_Objective_
Where a line contains the word "Output", copy that line.

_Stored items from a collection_
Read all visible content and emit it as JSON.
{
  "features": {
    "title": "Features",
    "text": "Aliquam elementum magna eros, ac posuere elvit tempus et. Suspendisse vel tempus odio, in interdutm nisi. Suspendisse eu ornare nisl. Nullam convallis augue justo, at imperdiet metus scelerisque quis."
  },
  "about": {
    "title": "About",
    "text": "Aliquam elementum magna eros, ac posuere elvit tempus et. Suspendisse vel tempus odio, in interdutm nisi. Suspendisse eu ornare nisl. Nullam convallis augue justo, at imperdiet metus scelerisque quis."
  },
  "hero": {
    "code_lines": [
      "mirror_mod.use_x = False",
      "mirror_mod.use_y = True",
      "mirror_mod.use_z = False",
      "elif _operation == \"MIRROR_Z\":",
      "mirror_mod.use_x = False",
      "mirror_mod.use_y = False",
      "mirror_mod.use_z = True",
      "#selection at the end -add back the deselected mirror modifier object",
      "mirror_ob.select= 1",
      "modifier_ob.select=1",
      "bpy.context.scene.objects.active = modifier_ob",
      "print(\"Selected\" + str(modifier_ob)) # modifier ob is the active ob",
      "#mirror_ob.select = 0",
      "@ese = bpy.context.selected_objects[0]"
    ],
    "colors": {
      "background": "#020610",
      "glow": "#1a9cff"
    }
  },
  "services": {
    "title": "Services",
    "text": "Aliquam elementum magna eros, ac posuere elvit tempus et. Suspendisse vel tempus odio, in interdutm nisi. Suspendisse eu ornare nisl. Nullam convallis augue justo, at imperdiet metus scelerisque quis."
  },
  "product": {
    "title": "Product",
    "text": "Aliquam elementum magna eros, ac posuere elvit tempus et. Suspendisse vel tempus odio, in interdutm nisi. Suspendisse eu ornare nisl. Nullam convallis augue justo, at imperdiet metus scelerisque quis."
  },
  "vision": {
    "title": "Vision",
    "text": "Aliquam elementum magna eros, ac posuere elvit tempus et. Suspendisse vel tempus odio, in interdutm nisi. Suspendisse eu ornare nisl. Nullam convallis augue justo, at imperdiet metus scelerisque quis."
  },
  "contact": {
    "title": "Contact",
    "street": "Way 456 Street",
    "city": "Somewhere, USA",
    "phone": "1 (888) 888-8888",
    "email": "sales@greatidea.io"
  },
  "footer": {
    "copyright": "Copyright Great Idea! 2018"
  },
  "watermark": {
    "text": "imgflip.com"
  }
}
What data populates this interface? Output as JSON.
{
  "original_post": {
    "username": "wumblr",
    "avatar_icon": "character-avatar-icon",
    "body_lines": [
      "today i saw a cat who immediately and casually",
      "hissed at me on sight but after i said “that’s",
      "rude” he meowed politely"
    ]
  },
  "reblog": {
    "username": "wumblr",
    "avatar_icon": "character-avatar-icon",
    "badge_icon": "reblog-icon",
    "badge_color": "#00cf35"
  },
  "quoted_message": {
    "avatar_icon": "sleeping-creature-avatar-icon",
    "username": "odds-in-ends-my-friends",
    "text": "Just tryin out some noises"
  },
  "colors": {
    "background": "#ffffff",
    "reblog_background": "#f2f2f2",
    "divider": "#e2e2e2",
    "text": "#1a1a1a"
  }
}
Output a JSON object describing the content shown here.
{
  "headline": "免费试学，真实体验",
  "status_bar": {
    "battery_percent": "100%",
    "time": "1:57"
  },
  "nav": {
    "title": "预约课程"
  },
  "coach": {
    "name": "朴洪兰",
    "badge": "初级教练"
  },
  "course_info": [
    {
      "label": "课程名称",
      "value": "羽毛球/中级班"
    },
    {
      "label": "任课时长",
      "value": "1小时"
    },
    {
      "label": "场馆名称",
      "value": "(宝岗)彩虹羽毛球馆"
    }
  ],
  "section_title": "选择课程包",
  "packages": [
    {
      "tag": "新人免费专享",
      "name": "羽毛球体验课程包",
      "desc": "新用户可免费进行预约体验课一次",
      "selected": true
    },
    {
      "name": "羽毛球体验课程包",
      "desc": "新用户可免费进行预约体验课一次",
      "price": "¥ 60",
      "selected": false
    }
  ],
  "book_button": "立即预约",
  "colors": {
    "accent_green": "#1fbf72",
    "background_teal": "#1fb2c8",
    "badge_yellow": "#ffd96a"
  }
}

...

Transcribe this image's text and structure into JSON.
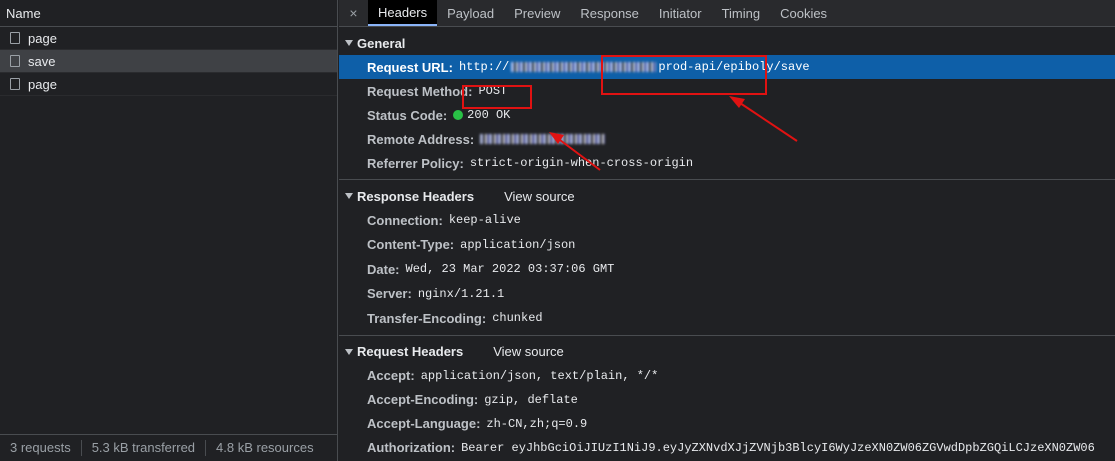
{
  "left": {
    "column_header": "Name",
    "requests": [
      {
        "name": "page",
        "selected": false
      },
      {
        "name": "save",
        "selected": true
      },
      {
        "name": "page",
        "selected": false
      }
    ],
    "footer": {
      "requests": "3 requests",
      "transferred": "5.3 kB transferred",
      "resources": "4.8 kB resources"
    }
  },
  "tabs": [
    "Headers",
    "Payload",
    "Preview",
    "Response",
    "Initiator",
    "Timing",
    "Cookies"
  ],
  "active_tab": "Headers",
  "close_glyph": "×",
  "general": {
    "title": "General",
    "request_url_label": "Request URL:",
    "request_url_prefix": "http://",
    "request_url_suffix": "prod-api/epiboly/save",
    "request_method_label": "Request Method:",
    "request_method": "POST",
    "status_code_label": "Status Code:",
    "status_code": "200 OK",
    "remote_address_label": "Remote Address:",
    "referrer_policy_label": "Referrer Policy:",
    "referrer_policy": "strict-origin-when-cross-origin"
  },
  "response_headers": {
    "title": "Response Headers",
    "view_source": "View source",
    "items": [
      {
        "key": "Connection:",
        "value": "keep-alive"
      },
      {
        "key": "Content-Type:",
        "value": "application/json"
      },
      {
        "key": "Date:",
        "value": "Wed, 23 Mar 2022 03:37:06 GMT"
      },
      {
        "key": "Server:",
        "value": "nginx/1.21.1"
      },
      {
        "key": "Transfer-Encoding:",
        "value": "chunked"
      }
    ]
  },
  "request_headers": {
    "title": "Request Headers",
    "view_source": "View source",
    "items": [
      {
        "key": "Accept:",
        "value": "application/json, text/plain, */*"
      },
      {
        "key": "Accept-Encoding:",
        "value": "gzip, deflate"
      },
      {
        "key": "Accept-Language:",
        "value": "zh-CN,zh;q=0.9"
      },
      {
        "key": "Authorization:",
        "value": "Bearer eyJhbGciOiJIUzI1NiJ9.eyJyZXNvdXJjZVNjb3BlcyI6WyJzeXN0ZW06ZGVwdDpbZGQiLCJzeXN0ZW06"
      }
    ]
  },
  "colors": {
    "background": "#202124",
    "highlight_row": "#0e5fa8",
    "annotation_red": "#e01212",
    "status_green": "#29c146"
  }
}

_Result_
What data populates this interface? Output as JSON.
Output a JSON object describing the content shown here.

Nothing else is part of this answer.